**Material for this exercise:**

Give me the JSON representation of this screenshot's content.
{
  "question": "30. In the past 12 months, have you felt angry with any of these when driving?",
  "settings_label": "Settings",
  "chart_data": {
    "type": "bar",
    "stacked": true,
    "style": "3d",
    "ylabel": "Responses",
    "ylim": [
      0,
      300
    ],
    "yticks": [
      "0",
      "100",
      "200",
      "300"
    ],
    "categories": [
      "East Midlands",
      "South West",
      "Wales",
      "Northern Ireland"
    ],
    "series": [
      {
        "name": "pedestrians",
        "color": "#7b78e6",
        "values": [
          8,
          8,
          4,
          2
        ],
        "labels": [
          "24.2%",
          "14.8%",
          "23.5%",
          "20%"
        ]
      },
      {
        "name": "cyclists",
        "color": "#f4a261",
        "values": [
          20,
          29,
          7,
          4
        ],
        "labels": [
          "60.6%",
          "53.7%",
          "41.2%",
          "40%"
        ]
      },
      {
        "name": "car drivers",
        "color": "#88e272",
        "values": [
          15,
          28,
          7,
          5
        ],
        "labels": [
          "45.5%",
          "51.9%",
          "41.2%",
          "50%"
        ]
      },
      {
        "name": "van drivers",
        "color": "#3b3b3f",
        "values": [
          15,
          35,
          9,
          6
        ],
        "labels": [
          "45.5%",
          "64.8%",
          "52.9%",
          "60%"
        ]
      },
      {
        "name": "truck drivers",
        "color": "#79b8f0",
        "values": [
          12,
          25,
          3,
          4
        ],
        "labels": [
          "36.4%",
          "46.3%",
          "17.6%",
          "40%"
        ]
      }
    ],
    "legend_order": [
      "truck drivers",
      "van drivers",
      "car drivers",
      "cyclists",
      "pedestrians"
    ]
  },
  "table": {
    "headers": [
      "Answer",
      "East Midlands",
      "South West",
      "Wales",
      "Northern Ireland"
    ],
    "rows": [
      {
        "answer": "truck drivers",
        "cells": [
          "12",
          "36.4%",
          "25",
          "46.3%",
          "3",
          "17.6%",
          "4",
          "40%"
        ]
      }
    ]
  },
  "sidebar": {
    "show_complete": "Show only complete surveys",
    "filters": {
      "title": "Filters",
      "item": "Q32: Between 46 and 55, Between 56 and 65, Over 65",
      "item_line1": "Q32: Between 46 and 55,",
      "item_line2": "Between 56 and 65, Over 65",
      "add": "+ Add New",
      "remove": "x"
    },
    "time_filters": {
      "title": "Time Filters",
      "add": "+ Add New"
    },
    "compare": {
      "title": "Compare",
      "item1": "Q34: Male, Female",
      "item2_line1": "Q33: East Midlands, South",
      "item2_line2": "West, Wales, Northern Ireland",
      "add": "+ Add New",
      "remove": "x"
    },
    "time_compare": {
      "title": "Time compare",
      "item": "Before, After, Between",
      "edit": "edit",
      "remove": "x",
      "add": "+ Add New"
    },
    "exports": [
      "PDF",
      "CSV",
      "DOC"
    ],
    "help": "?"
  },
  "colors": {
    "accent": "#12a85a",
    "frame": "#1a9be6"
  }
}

**Exercise goal:** Show every line from the entries above in which the word "title" appears.

**Finished answer:**
      "title": "Filters",
      "title": "Time Filters",
      "title": "Compare",
      "title": "Time compare",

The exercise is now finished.